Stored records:
┌──
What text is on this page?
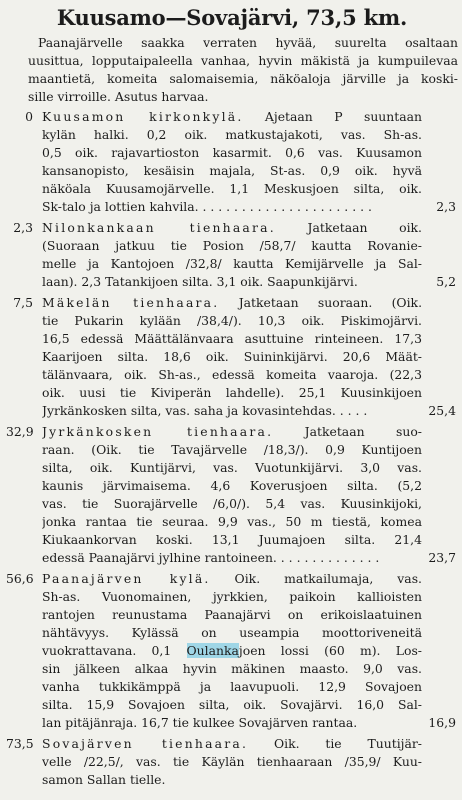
Kuusamo—Sovajärvi, 73,5 km.
Paanajärvelle saakka verraten hyvää, suurelta osaltaan
uusittua, lopputaipaleella vanhaa, hyvin mäkistä ja kumpuilevaa
maantietä, komeita salomaisemia, näköaloja järville ja koski-
sille virroille. Asutus harvaa.
0 Kuusamon kirkonkylä. Ajetaan P suuntaan
kylän halki. 0,2 oik. matkustajakoti, vas. Sh-as.
0,5 oik. rajavartioston kasarmit. 0,6 vas. Kuusamon
kansanopisto, kesäisin majala, St-as. 0,9 oik. hyvä
näköala Kuusamojärvelle. 1,1 Meskusjoen silta, oik.
Sk-talo ja lottien kahvila. . . . . . . . . . . . . . . . . . . . . . .	2,3
2,3 Nilonkankaan tienhaara. Jatketaan oik.
(Suoraan jatkuu tie Posion /58,7/ kautta Rovanie-
melle ja Kantojoen /32,8/ kautta Kemijärvelle ja Sal-
laan). 2,3 Tatankijoen silta. 3,1 oik. Saapunkijärvi.	5,2
7,5 Mäkelän tienhaara. Jatketaan suoraan. (Oik.
tie Pukarin kylään /38,4/). 10,3 oik. Piskimojärvi.
16,5 edessä Määttälänvaara asuttuine rinteineen. 17,3
Kaarijoen silta. 18,6 oik. Suininkijärvi. 20,6 Määt-
tälänvaara, oik. Sh-as., edessä komeita vaaroja. (22,3
oik. uusi tie Kiviperän lahdelle). 25,1 Kuusinkijoen
Jyrkänkosken silta, vas. saha ja kovasintehdas. . . . .	25,4
32,9 Jyrkänkosken tienhaara. Jatketaan suo-
raan. (Oik. tie Tavajärvelle /18,3/). 0,9 Kuntijoen
silta, oik. Kuntijärvi, vas. Vuotunkijärvi. 3,0 vas.
kaunis järvimaisema. 4,6 Koverusjoen silta. (5,2
vas. tie Suorajärvelle /6,0/). 5,4 vas. Kuusinkijoki,
jonka rantaa tie seuraa. 9,9 vas., 50 m tiestä, komea
Kiukaankorvan koski. 13,1 Juumajoen silta. 21,4
edessä Paanajärvi jylhine rantoineen. . . . . . . . . . . . . .	23,7
56,6 Paanajärven kylä. Oik. matkailumaja, vas.
Sh-as. Vuonomainen, jyrkkien, paikoin kallioisten
rantojen reunustama Paanajärvi on erikoislaatuinen
nähtävyys. Kylässä on useampia moottoriveneitä
vuokrattavana. 0,1 Oulankajoen lossi (60 m). Los-
sin jälkeen alkaa hyvin mäkinen maasto. 9,0 vas.
vanha tukkikämppä ja laavupuoli. 12,9 Sovajoen
silta. 15,9 Sovajoen silta, oik. Sovajärvi. 16,0 Sal-
lan pitäjänraja. 16,7 tie kulkee Sovajärven rantaa.	16,9
73,5 Sovajärven tienhaara. Oik. tie Tuutijär-
velle /22,5/, vas. tie Käylän tienhaaraan /35,9/ Kuu-
samon Sallan tielle.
└──
Job. Copy every line in the records above that contains the word "edessä".

Reply to the exercise.
16,5 edessä Määttälänvaara asuttuine rinteineen. 17,3
tälänvaara, oik. Sh-as., edessä komeita vaaroja. (22,3
edessä Paanajärvi jylhine rantoineen. . . . . . . . . . . . . .	23,7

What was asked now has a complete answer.